* THE REQUEST
Go through the material below and report how many lines contain "this". Give only the number.

* Extracted records
------------------------------------------------

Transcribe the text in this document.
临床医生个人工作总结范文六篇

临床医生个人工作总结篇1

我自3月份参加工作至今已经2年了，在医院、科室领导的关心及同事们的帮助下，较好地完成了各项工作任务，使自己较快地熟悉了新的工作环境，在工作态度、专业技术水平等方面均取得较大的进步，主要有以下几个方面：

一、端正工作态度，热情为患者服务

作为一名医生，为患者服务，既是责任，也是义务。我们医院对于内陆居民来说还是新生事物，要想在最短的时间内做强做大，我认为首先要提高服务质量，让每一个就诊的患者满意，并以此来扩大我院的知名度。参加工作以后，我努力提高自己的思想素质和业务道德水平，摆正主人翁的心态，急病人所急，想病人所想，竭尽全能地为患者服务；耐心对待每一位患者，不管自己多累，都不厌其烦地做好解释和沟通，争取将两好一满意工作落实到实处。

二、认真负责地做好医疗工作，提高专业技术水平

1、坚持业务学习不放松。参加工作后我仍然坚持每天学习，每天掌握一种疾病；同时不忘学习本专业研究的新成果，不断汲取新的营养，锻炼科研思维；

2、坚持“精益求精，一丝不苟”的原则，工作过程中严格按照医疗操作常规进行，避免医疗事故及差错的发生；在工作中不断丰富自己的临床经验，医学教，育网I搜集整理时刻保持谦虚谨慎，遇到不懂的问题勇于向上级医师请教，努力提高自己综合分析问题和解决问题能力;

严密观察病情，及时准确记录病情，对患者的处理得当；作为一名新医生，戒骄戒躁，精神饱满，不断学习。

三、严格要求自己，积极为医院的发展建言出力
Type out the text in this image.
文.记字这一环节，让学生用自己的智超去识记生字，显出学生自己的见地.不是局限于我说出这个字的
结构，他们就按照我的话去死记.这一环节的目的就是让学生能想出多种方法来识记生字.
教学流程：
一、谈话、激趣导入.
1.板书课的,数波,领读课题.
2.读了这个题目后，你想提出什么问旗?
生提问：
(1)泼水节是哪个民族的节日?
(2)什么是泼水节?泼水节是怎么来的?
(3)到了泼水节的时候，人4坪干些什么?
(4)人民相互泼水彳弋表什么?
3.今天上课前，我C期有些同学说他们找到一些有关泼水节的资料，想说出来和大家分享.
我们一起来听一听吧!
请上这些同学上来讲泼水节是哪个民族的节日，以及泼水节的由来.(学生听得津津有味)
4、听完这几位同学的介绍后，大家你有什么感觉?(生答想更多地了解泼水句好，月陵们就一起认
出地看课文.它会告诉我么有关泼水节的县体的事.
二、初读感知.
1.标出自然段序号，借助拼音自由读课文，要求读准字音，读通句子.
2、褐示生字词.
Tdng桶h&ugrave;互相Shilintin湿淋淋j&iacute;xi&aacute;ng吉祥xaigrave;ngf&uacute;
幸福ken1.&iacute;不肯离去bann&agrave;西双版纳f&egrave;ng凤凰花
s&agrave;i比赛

------------------------------------------------

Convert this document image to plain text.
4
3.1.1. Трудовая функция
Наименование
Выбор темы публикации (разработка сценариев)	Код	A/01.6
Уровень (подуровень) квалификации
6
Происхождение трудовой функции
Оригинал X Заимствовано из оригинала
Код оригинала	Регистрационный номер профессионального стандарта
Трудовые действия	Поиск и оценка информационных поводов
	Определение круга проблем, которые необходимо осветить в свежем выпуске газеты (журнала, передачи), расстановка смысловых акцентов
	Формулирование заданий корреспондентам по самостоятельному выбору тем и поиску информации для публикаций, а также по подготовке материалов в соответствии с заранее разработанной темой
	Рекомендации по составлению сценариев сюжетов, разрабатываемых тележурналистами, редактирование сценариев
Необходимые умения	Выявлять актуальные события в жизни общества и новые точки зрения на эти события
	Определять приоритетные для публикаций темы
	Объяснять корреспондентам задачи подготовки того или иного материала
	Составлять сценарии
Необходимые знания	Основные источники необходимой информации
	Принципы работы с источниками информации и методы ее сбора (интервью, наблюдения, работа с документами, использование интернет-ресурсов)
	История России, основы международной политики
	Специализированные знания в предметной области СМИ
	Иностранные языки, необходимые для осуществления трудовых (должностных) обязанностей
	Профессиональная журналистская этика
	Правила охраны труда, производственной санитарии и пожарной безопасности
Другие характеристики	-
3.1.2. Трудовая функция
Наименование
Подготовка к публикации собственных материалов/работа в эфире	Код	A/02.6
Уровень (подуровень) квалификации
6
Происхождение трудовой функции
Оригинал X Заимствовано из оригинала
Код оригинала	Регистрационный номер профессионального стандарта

------------------------------------------------

* ANSWER TO THE EXERCISE
3